▶ [WHAT IS EXPECTED]: Restate each of the lines given below, word for word.

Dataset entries

────────────────────

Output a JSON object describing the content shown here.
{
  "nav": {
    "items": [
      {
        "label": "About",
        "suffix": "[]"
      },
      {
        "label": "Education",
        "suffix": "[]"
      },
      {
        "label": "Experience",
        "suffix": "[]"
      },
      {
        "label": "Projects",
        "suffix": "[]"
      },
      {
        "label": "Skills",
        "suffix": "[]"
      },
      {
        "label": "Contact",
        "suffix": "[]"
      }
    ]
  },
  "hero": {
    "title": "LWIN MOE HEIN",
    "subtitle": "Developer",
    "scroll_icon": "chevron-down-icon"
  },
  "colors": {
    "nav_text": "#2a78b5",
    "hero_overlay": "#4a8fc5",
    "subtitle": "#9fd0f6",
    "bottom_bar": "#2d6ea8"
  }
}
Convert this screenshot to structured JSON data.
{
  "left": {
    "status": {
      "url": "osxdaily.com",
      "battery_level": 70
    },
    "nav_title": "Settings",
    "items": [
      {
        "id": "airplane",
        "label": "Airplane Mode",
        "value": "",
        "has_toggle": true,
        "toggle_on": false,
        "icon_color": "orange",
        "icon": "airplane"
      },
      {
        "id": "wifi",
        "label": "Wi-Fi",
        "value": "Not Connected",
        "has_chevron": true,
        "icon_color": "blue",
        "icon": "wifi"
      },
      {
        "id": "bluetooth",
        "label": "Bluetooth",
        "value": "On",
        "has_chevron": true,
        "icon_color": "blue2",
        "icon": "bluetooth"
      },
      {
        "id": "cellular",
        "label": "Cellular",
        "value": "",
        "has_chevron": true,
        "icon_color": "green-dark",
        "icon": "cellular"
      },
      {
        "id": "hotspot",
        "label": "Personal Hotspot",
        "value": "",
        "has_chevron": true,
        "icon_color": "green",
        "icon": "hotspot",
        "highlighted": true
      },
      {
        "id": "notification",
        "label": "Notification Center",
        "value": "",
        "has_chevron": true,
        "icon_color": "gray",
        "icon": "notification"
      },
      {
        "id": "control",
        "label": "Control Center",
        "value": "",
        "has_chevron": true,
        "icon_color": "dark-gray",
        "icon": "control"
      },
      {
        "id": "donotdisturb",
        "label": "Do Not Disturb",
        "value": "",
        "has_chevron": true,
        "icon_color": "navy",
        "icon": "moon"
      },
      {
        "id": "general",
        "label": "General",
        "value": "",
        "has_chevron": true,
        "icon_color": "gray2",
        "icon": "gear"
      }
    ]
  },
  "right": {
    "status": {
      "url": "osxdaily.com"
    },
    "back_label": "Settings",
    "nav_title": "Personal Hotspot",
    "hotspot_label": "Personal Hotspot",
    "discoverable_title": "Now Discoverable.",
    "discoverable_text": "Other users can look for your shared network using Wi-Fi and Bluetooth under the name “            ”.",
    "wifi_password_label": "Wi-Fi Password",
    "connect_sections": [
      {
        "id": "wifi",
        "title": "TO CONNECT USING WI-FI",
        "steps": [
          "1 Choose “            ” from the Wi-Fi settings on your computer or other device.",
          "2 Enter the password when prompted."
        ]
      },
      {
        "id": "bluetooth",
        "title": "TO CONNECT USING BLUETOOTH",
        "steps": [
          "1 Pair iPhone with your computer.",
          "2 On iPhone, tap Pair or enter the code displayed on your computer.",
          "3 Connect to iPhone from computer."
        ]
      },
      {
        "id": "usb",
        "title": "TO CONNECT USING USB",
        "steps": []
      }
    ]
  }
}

────────────────────

▶ [THE SOLUTION]:
Output a JSON object describing the content shown here.
{
  "nav": {
    "items": [
      {
        "label": "About",
        "suffix": "[]"
      },
      {
        "label": "Education",
        "suffix": "[]"
      },
      {
        "label": "Experience",
        "suffix": "[]"
      },
      {
        "label": "Projects",
        "suffix": "[]"
      },
      {
        "label": "Skills",
        "suffix": "[]"
      },
      {
        "label": "Contact",
        "suffix": "[]"
      }
    ]
  },
  "hero": {
    "title": "LWIN MOE HEIN",
    "subtitle": "Developer",
    "scroll_icon": "chevron-down-icon"
  },
  "colors": {
    "nav_text": "#2a78b5",
    "hero_overlay": "#4a8fc5",
    "subtitle": "#9fd0f6",
    "bottom_bar": "#2d6ea8"
  }
}
Convert this screenshot to structured JSON data.
{
  "left": {
    "status": {
      "url": "osxdaily.com",
      "battery_level": 70
    },
    "nav_title": "Settings",
    "items": [
      {
        "id": "airplane",
        "label": "Airplane Mode",
        "value": "",
        "has_toggle": true,
        "toggle_on": false,
        "icon_color": "orange",
        "icon": "airplane"
      },
      {
        "id": "wifi",
        "label": "Wi-Fi",
        "value": "Not Connected",
        "has_chevron": true,
        "icon_color": "blue",
        "icon": "wifi"
      },
      {
        "id": "bluetooth",
        "label": "Bluetooth",
        "value": "On",
        "has_chevron": true,
        "icon_color": "blue2",
        "icon": "bluetooth"
      },
      {
        "id": "cellular",
        "label": "Cellular",
        "value": "",
        "has_chevron": true,
        "icon_color": "green-dark",
        "icon": "cellular"
      },
      {
        "id": "hotspot",
        "label": "Personal Hotspot",
        "value": "",
        "has_chevron": true,
        "icon_color": "green",
        "icon": "hotspot",
        "highlighted": true
      },
      {
        "id": "notification",
        "label": "Notification Center",
        "value": "",
        "has_chevron": true,
        "icon_color": "gray",
        "icon": "notification"
      },
      {
        "id": "control",
        "label": "Control Center",
        "value": "",
        "has_chevron": true,
        "icon_color": "dark-gray",
        "icon": "control"
      },
      {
        "id": "donotdisturb",
        "label": "Do Not Disturb",
        "value": "",
        "has_chevron": true,
        "icon_color": "navy",
        "icon": "moon"
      },
      {
        "id": "general",
        "label": "General",
        "value": "",
        "has_chevron": true,
        "icon_color": "gray2",
        "icon": "gear"
      }
    ]
  },
  "right": {
    "status": {
      "url": "osxdaily.com"
    },
    "back_label": "Settings",
    "nav_title": "Personal Hotspot",
    "hotspot_label": "Personal Hotspot",
    "discoverable_title": "Now Discoverable.",
    "discoverable_text": "Other users can look for your shared network using Wi-Fi and Bluetooth under the name “            ”.",
    "wifi_password_label": "Wi-Fi Password",
    "connect_sections": [
      {
        "id": "wifi",
        "title": "TO CONNECT USING WI-FI",
        "steps": [
          "1 Choose “            ” from the Wi-Fi settings on your computer or other device.",
          "2 Enter the password when prompted."
        ]
      },
      {
        "id": "bluetooth",
        "title": "TO CONNECT USING BLUETOOTH",
        "steps": [
          "1 Pair iPhone with your computer.",
          "2 On iPhone, tap Pair or enter the code displayed on your computer.",
          "3 Connect to iPhone from computer."
        ]
      },
      {
        "id": "usb",
        "title": "TO CONNECT USING USB",
        "steps": []
      }
    ]
  }
}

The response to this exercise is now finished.